[УСЛОВИЕ ЗАДАНИЯ]:
Перепишите дословно часть текста о саратовской ссылке: начните с того места, где стоят слова «Занимаюсь дома –», и остановитесь после слов «а в санаторий.».

[ЦИТИРУЕМЫЙ ТЕКСТ]:
====

Дело в том, что у меня отобрали мой паспорт и выдали мне бумажку, точно указывающую на мое “звание и положение”. По этой бумажке я обязана прописываться. Когда моя хозяйка прочла сию бумажку, она пришла в ужас. “У меня, – говорит, – сердце больное” и т. д., и т. п. Я начала ее разубеждать, говорила пламенно, как только могла. Мне ужасно не хочется терять эту комнату! Ведь найти комнату так трудно, почти невозможно… Я была красноречива, как могла. Разговор этот произошел 3 дня назад. Не знаю, на что она решилась. Если бы это не она, а домоуправление хотело меня выселить, я бы не испугалась; я бы принесла им такую бумажку, что они оставили бы меня в покое! Потому что я имею право жить, где угодно, и прописывать меня обязаны. Но квартирная хозяйка – дело другое. На нее официальным порядком я не могу воздействовать… Но пока всё хорошо. Жду. Авось ее мистический трепет уляжется.

Основное свойство саратовского климата – ветер. В Ленинграде тоже бывает ветер, но не при таких больших морозах. А здесь на днях было 15° мороза, и ветер такой, что с ног сбивает».

Еще через 10 дней дочь сообщила родителям:

«С хозяйкой, домоуправлением и пр. у меня всё отлично. И кормят меня хорошо. Сегодня за обедом ела на первое – куриный суп с лапшой, а на второе – индюшку с фасолью. Во.

Занимаюсь дома – английским, Бергсоном и стенографией, а в библиотеке 4 раза в неделю, с 3 до 6-ти – Аполлоном Григорьевым».

В ссылке девушка больше всего страдала от невозможности общаться с родными, друзьями и любимым городом, вспоминала:

«…Папины знакомые подыскали для меня в Саратове комнату на одной из центральных улиц… “с полным пенсионом”. Так что ехала я будто не в ссылку, а в санаторий.

Худо ли? Но разлучение с родными, друзьями, городом.

Ссылку я переносила гораздо трудней, чем тюрьму Здесь я имела случай убедиться в странной черте своего характера: я легче переношу одиночество, чем присутствие “не тех”. Каких это “не тех”? “Не моих”, не тех, с которыми сжилась, которых сама себе выбрала, с которыми связана общей любовью. К чему? К нашему городу, к Неве, к стихам, работе, книгам».

В Саратове все окружающие были для девушки чужими. 6 января 1927 года Чуковская описала отцу свое душевное состояние: «С людьми здешними, с которыми столкнула меня судьба и рекомендательные письма, совершенно не нахожу, о чем разговаривать; они меня раздражают тем, что они не те, и хотя несколько милых семейств меня постоянно зовут к себе, я нигде не бываю и не люблю, когда ко мне приходят. Не знаю почему, но мне легче быть совсем одной».

А позднее в «Прочерке» написала:

«Поезд, мчавшийся из Ленинграда в Саратов, доставил меня в другую среду… Были в Саратове интеллигентные профессорские семьи – две или три (например, семья профессора психологии Августа Адольфовича Крогиуса) – встретившие меня с участием, но я сообразила, что навожу на них тень, и постаралась не часто бывать там.

====

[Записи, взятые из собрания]
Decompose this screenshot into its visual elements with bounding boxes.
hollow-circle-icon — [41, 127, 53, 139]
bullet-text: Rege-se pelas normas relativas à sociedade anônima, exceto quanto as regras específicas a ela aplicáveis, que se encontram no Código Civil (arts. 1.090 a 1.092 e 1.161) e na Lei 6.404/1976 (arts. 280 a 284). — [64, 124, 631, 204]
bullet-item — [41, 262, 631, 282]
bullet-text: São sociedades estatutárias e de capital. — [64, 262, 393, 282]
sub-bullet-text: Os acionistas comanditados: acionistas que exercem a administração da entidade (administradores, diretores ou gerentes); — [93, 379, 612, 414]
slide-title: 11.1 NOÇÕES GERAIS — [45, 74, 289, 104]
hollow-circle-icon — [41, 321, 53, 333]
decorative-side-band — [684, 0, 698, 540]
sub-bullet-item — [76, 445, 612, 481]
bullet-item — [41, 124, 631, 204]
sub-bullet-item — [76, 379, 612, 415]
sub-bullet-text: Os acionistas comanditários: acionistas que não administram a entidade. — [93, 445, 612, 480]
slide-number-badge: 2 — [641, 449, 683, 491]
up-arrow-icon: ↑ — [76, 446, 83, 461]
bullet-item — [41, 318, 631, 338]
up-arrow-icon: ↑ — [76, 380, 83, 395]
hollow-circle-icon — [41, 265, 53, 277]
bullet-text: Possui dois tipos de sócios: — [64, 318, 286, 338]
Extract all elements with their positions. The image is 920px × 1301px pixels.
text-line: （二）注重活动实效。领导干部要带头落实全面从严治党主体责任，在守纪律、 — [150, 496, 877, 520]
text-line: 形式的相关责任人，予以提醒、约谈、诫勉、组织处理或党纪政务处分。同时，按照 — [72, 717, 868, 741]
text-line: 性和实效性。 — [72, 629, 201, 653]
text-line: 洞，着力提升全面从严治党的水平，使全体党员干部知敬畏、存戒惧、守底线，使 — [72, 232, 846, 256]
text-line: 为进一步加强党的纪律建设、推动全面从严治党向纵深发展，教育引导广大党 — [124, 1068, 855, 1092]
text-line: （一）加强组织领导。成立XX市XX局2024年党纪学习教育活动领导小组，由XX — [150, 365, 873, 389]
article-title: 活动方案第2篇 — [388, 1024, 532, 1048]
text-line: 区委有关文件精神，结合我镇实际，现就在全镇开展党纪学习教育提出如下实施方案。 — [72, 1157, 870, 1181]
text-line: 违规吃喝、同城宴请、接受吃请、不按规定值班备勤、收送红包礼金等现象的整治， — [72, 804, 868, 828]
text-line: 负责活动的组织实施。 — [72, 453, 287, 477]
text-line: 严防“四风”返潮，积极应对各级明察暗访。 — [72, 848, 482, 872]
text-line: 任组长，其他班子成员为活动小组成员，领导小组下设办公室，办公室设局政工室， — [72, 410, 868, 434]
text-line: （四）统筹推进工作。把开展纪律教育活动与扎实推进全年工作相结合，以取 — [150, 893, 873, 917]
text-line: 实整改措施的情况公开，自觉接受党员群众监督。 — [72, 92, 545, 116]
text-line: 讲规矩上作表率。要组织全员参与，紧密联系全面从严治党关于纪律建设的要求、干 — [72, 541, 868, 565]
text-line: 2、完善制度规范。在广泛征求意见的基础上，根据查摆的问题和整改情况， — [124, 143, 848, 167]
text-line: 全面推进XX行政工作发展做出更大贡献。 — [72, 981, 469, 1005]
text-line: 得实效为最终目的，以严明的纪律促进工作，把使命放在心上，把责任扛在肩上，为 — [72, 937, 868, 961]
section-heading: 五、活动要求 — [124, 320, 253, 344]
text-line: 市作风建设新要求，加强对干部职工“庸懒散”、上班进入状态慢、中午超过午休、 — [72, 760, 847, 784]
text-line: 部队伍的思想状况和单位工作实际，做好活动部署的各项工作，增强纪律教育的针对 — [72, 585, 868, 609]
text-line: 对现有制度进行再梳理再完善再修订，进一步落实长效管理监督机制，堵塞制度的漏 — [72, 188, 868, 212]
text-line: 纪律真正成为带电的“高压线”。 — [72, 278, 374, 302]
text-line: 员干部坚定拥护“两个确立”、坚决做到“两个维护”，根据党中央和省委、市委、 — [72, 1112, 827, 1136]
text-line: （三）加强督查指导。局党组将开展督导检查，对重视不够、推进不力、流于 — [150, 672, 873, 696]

====

[ПОЛНЫЙ ОТВЕТ]:
Занимаюсь дома – английским, Бергсоном и стенографией, а в библиотеке 4 раза в неделю, с 3 до 6-ти – Аполлоном Григорьевым».

В ссылке девушка больше всего страдала от невозможности общаться с родными, друзьями и любимым городом, вспоминала:

«…Папины знакомые подыскали для меня в Саратове комнату на одной из центральных улиц… “с полным пенсионом”. Так что ехала я будто не в ссылку, а в санаторий.